======== Recorded data

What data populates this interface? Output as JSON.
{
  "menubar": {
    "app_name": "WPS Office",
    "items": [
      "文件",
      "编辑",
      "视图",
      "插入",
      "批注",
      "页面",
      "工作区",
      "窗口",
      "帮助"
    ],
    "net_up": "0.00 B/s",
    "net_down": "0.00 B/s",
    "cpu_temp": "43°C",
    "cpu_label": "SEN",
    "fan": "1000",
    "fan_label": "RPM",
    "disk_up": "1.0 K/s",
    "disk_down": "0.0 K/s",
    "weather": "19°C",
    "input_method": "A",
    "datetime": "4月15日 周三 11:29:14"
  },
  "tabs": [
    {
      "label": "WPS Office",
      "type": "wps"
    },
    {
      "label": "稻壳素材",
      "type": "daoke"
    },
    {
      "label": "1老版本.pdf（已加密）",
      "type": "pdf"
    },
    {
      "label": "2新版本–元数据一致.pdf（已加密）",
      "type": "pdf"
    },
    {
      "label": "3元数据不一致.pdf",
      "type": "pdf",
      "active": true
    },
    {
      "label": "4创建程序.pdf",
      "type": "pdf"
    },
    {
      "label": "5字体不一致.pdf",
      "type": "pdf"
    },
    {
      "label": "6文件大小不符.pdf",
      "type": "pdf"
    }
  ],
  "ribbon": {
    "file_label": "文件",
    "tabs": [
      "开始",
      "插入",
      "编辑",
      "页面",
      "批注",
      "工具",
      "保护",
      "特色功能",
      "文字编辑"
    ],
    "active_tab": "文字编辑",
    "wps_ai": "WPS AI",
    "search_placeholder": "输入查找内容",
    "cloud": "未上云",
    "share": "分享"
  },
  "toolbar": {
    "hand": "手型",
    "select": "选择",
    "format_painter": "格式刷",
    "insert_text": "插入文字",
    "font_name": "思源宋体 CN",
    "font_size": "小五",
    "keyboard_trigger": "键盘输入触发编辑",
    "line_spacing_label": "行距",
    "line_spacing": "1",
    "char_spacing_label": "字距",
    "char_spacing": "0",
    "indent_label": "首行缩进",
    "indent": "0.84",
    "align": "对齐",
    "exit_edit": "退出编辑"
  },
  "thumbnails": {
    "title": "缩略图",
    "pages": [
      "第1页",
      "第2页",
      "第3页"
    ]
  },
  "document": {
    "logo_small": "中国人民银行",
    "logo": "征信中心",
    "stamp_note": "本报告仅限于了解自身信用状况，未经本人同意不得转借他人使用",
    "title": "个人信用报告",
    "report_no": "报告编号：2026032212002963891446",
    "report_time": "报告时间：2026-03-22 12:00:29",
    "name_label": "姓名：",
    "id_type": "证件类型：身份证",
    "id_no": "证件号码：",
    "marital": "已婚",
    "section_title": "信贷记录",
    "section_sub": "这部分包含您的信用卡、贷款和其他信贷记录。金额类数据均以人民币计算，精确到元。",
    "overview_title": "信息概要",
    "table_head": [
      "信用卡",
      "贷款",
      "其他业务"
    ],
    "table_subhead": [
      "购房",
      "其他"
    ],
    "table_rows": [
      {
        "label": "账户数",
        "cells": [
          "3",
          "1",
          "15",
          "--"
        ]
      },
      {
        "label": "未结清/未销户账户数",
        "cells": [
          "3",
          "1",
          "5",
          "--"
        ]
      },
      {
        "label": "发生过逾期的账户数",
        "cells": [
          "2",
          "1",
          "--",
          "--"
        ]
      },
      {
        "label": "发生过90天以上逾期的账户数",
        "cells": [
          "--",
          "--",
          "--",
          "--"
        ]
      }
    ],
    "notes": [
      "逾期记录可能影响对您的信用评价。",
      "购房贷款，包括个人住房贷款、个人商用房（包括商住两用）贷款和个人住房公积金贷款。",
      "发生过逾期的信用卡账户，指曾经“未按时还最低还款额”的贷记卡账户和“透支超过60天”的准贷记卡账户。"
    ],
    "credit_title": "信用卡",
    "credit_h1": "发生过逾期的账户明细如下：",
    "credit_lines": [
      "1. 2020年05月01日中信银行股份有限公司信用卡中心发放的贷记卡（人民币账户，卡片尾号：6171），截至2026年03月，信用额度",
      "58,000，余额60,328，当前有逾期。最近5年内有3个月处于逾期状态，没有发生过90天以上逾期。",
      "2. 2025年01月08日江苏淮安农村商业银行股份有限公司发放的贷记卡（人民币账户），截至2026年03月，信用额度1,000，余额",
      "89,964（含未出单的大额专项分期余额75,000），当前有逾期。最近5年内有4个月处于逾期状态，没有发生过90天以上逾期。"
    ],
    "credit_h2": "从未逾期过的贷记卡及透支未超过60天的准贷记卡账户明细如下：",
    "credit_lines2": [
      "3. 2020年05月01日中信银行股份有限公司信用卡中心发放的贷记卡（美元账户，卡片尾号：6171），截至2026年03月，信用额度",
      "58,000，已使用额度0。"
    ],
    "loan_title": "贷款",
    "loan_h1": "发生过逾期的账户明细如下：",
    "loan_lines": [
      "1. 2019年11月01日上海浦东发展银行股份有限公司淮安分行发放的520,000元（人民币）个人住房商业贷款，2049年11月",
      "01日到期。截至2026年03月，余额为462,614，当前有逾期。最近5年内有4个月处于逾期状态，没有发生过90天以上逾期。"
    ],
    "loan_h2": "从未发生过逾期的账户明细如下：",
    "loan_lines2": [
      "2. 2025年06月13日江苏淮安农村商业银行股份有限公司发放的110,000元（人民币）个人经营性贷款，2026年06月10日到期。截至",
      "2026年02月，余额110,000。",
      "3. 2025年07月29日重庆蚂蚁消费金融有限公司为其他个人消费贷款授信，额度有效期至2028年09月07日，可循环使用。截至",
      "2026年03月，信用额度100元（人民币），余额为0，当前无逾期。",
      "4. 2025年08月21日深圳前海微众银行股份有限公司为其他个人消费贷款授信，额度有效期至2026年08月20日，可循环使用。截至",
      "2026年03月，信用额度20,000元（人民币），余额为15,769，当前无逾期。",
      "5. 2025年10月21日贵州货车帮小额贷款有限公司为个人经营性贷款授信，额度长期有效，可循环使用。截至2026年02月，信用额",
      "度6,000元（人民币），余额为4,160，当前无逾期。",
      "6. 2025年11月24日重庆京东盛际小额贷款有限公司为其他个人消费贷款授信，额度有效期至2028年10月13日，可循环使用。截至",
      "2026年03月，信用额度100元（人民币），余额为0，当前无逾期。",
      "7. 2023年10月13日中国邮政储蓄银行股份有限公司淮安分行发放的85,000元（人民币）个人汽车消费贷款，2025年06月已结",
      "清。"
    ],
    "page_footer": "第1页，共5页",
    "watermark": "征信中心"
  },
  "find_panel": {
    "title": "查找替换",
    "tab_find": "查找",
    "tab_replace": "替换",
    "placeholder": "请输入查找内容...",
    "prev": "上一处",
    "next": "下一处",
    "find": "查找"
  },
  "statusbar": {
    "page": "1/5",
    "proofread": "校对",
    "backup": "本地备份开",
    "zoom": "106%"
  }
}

================

Emit the full listing verbatim.

Answer to this task:
What data populates this interface? Output as JSON.
{
  "menubar": {
    "app_name": "WPS Office",
    "items": [
      "文件",
      "编辑",
      "视图",
      "插入",
      "批注",
      "页面",
      "工作区",
      "窗口",
      "帮助"
    ],
    "net_up": "0.00 B/s",
    "net_down": "0.00 B/s",
    "cpu_temp": "43°C",
    "cpu_label": "SEN",
    "fan": "1000",
    "fan_label": "RPM",
    "disk_up": "1.0 K/s",
    "disk_down": "0.0 K/s",
    "weather": "19°C",
    "input_method": "A",
    "datetime": "4月15日 周三 11:29:14"
  },
  "tabs": [
    {
      "label": "WPS Office",
      "type": "wps"
    },
    {
      "label": "稻壳素材",
      "type": "daoke"
    },
    {
      "label": "1老版本.pdf（已加密）",
      "type": "pdf"
    },
    {
      "label": "2新版本–元数据一致.pdf（已加密）",
      "type": "pdf"
    },
    {
      "label": "3元数据不一致.pdf",
      "type": "pdf",
      "active": true
    },
    {
      "label": "4创建程序.pdf",
      "type": "pdf"
    },
    {
      "label": "5字体不一致.pdf",
      "type": "pdf"
    },
    {
      "label": "6文件大小不符.pdf",
      "type": "pdf"
    }
  ],
  "ribbon": {
    "file_label": "文件",
    "tabs": [
      "开始",
      "插入",
      "编辑",
      "页面",
      "批注",
      "工具",
      "保护",
      "特色功能",
      "文字编辑"
    ],
    "active_tab": "文字编辑",
    "wps_ai": "WPS AI",
    "search_placeholder": "输入查找内容",
    "cloud": "未上云",
    "share": "分享"
  },
  "toolbar": {
    "hand": "手型",
    "select": "选择",
    "format_painter": "格式刷",
    "insert_text": "插入文字",
    "font_name": "思源宋体 CN",
    "font_size": "小五",
    "keyboard_trigger": "键盘输入触发编辑",
    "line_spacing_label": "行距",
    "line_spacing": "1",
    "char_spacing_label": "字距",
    "char_spacing": "0",
    "indent_label": "首行缩进",
    "indent": "0.84",
    "align": "对齐",
    "exit_edit": "退出编辑"
  },
  "thumbnails": {
    "title": "缩略图",
    "pages": [
      "第1页",
      "第2页",
      "第3页"
    ]
  },
  "document": {
    "logo_small": "中国人民银行",
    "logo": "征信中心",
    "stamp_note": "本报告仅限于了解自身信用状况，未经本人同意不得转借他人使用",
    "title": "个人信用报告",
    "report_no": "报告编号：2026032212002963891446",
    "report_time": "报告时间：2026-03-22 12:00:29",
    "name_label": "姓名：",
    "id_type": "证件类型：身份证",
    "id_no": "证件号码：",
    "marital": "已婚",
    "section_title": "信贷记录",
    "section_sub": "这部分包含您的信用卡、贷款和其他信贷记录。金额类数据均以人民币计算，精确到元。",
    "overview_title": "信息概要",
    "table_head": [
      "信用卡",
      "贷款",
      "其他业务"
    ],
    "table_subhead": [
      "购房",
      "其他"
    ],
    "table_rows": [
      {
        "label": "账户数",
        "cells": [
          "3",
          "1",
          "15",
          "--"
        ]
      },
      {
        "label": "未结清/未销户账户数",
        "cells": [
          "3",
          "1",
          "5",
          "--"
        ]
      },
      {
        "label": "发生过逾期的账户数",
        "cells": [
          "2",
          "1",
          "--",
          "--"
        ]
      },
      {
        "label": "发生过90天以上逾期的账户数",
        "cells": [
          "--",
          "--",
          "--",
          "--"
        ]
      }
    ],
    "notes": [
      "逾期记录可能影响对您的信用评价。",
      "购房贷款，包括个人住房贷款、个人商用房（包括商住两用）贷款和个人住房公积金贷款。",
      "发生过逾期的信用卡账户，指曾经“未按时还最低还款额”的贷记卡账户和“透支超过60天”的准贷记卡账户。"
    ],
    "credit_title": "信用卡",
    "credit_h1": "发生过逾期的账户明细如下：",
    "credit_lines": [
      "1. 2020年05月01日中信银行股份有限公司信用卡中心发放的贷记卡（人民币账户，卡片尾号：6171），截至2026年03月，信用额度",
      "58,000，余额60,328，当前有逾期。最近5年内有3个月处于逾期状态，没有发生过90天以上逾期。",
      "2. 2025年01月08日江苏淮安农村商业银行股份有限公司发放的贷记卡（人民币账户），截至2026年03月，信用额度1,000，余额",
      "89,964（含未出单的大额专项分期余额75,000），当前有逾期。最近5年内有4个月处于逾期状态，没有发生过90天以上逾期。"
    ],
    "credit_h2": "从未逾期过的贷记卡及透支未超过60天的准贷记卡账户明细如下：",
    "credit_lines2": [
      "3. 2020年05月01日中信银行股份有限公司信用卡中心发放的贷记卡（美元账户，卡片尾号：6171），截至2026年03月，信用额度",
      "58,000，已使用额度0。"
    ],
    "loan_title": "贷款",
    "loan_h1": "发生过逾期的账户明细如下：",
    "loan_lines": [
      "1. 2019年11月01日上海浦东发展银行股份有限公司淮安分行发放的520,000元（人民币）个人住房商业贷款，2049年11月",
      "01日到期。截至2026年03月，余额为462,614，当前有逾期。最近5年内有4个月处于逾期状态，没有发生过90天以上逾期。"
    ],
    "loan_h2": "从未发生过逾期的账户明细如下：",
    "loan_lines2": [
      "2. 2025年06月13日江苏淮安农村商业银行股份有限公司发放的110,000元（人民币）个人经营性贷款，2026年06月10日到期。截至",
      "2026年02月，余额110,000。",
      "3. 2025年07月29日重庆蚂蚁消费金融有限公司为其他个人消费贷款授信，额度有效期至2028年09月07日，可循环使用。截至",
      "2026年03月，信用额度100元（人民币），余额为0，当前无逾期。",
      "4. 2025年08月21日深圳前海微众银行股份有限公司为其他个人消费贷款授信，额度有效期至2026年08月20日，可循环使用。截至",
      "2026年03月，信用额度20,000元（人民币），余额为15,769，当前无逾期。",
      "5. 2025年10月21日贵州货车帮小额贷款有限公司为个人经营性贷款授信，额度长期有效，可循环使用。截至2026年02月，信用额",
      "度6,000元（人民币），余额为4,160，当前无逾期。",
      "6. 2025年11月24日重庆京东盛际小额贷款有限公司为其他个人消费贷款授信，额度有效期至2028年10月13日，可循环使用。截至",
      "2026年03月，信用额度100元（人民币），余额为0，当前无逾期。",
      "7. 2023年10月13日中国邮政储蓄银行股份有限公司淮安分行发放的85,000元（人民币）个人汽车消费贷款，2025年06月已结",
      "清。"
    ],
    "page_footer": "第1页，共5页",
    "watermark": "征信中心"
  },
  "find_panel": {
    "title": "查找替换",
    "tab_find": "查找",
    "tab_replace": "替换",
    "placeholder": "请输入查找内容...",
    "prev": "上一处",
    "next": "下一处",
    "find": "查找"
  },
  "statusbar": {
    "page": "1/5",
    "proofread": "校对",
    "backup": "本地备份开",
    "zoom": "106%"
  }
}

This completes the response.